— WHAT YOU WILL DO —
Gather every line below where "Forecast" appears.
***** ENTRIES *****
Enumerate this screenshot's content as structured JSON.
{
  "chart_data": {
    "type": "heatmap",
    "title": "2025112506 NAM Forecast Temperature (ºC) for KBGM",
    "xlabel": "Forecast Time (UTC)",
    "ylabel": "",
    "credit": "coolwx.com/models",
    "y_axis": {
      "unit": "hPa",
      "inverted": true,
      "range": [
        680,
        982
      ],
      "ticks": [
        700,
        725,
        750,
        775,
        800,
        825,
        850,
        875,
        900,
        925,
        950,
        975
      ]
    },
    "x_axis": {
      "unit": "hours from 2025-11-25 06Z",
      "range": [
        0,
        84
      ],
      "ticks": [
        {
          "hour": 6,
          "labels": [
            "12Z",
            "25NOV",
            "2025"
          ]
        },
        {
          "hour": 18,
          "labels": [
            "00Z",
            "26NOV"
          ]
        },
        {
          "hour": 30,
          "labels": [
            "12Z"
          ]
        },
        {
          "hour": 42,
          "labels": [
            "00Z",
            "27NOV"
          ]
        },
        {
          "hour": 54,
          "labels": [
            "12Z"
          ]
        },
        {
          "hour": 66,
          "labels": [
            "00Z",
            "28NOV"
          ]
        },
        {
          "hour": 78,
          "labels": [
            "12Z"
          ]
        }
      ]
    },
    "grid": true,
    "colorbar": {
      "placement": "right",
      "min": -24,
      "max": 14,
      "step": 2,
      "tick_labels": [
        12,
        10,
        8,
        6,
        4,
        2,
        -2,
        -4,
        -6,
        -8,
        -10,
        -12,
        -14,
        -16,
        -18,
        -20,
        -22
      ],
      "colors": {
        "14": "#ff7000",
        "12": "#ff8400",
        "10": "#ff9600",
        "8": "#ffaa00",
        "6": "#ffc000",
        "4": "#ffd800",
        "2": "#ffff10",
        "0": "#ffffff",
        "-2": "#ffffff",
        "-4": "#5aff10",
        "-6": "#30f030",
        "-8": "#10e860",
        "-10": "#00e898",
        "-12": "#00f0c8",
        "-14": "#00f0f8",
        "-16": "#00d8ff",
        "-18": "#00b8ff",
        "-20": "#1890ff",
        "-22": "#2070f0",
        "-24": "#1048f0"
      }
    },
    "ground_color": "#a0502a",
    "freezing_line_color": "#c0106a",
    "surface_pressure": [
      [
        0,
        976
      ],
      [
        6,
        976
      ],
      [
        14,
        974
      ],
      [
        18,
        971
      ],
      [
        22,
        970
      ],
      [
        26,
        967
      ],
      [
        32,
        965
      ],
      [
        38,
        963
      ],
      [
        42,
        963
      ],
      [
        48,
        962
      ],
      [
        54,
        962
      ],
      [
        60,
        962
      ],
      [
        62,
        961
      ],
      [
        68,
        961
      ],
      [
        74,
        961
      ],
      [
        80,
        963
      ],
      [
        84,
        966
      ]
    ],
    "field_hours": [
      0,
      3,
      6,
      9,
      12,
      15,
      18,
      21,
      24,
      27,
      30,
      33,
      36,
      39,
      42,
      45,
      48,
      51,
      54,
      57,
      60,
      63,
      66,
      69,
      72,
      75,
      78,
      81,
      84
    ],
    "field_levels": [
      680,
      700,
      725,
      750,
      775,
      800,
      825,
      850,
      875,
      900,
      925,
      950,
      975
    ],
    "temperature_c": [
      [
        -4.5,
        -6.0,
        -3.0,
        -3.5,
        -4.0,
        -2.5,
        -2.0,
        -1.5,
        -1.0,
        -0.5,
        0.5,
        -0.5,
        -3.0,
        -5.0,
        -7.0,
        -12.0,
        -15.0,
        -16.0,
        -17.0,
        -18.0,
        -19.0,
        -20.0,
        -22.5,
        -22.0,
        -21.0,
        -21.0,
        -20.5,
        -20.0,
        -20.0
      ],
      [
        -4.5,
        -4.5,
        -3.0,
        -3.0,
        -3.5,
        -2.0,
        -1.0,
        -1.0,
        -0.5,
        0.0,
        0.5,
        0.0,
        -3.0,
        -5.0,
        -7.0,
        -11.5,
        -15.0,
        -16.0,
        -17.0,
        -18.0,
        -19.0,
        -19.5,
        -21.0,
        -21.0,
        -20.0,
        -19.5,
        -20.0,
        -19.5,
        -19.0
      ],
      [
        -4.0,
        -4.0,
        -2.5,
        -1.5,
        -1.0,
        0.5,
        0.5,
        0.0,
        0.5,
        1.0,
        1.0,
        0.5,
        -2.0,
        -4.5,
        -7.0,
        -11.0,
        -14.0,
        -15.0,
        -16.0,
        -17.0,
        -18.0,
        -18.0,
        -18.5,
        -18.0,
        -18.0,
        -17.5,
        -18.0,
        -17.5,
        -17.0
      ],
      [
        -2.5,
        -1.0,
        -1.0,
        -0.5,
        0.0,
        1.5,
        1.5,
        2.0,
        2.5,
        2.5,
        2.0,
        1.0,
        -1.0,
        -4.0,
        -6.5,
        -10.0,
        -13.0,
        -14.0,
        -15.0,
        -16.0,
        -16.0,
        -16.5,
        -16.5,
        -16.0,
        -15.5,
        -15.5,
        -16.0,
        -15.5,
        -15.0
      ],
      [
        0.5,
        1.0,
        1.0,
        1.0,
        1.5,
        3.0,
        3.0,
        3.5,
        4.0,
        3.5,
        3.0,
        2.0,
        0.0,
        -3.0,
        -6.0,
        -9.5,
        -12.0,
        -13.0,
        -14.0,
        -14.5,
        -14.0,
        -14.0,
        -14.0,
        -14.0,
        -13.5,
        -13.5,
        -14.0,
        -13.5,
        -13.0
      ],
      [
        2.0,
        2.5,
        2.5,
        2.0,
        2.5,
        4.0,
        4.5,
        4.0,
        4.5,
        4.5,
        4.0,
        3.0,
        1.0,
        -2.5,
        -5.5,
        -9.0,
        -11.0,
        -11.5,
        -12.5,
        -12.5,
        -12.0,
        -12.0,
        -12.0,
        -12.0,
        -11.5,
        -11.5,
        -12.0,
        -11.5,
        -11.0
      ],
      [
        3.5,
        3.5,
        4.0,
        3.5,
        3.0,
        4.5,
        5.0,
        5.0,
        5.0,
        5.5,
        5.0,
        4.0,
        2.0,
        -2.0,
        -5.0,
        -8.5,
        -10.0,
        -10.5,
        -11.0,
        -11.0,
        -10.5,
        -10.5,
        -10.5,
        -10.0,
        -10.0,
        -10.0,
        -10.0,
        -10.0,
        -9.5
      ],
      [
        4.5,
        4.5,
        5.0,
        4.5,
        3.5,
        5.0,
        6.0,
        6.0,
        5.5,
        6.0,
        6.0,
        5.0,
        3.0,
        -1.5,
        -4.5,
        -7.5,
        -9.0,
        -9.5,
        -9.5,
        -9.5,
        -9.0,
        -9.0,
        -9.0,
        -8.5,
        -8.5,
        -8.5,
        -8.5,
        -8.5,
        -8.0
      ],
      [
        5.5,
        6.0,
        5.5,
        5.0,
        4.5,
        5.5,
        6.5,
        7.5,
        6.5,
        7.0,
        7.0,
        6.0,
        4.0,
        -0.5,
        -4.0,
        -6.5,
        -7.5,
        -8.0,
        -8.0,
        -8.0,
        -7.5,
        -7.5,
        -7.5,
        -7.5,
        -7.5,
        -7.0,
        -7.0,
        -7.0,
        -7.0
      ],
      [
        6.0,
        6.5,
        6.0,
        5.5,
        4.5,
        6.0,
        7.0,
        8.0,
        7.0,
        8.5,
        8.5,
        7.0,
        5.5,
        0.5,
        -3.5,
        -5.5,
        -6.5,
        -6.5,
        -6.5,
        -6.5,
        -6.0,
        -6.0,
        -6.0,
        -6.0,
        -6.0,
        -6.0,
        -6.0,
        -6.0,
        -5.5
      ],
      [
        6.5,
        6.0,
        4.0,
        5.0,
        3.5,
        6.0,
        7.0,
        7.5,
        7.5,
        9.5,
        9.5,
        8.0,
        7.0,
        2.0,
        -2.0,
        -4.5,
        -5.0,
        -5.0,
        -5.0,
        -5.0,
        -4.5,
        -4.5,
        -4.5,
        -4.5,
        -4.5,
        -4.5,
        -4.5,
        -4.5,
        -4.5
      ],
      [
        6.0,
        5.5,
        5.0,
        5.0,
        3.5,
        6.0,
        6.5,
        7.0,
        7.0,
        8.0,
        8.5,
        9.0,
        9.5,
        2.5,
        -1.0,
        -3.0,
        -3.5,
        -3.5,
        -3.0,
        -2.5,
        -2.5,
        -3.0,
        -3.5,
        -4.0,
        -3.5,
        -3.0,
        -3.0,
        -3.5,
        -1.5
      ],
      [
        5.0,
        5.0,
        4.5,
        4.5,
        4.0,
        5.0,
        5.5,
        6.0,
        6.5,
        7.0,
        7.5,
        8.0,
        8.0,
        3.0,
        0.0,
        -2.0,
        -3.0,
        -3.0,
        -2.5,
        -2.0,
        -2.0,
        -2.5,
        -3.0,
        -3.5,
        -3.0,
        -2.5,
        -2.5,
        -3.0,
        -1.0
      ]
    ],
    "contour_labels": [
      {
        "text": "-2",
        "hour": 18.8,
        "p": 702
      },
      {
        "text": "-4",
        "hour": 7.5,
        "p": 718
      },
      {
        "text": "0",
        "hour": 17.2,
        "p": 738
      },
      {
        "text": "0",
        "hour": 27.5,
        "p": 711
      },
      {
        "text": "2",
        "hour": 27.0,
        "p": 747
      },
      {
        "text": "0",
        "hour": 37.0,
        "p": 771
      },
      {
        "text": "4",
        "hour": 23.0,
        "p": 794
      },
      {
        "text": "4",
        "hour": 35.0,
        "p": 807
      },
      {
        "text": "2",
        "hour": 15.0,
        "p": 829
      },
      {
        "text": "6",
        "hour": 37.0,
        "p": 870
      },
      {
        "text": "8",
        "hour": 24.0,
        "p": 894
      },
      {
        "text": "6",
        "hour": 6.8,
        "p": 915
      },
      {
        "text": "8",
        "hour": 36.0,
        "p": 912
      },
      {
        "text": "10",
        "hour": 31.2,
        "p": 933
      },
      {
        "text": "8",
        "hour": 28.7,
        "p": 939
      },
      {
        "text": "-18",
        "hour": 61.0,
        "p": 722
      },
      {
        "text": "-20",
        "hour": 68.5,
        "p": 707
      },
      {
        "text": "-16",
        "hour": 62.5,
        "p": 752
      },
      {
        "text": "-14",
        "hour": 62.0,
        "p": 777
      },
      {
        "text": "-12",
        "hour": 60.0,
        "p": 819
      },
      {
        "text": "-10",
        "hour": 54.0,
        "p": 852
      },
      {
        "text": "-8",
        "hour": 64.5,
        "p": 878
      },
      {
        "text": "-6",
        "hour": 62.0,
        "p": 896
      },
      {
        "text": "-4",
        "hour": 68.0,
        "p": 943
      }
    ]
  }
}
*****
— EXERCISE SOLUTION —
    "title": "2025112506 NAM Forecast Temperature (ºC) for KBGM",
    "xlabel": "Forecast Time (UTC)",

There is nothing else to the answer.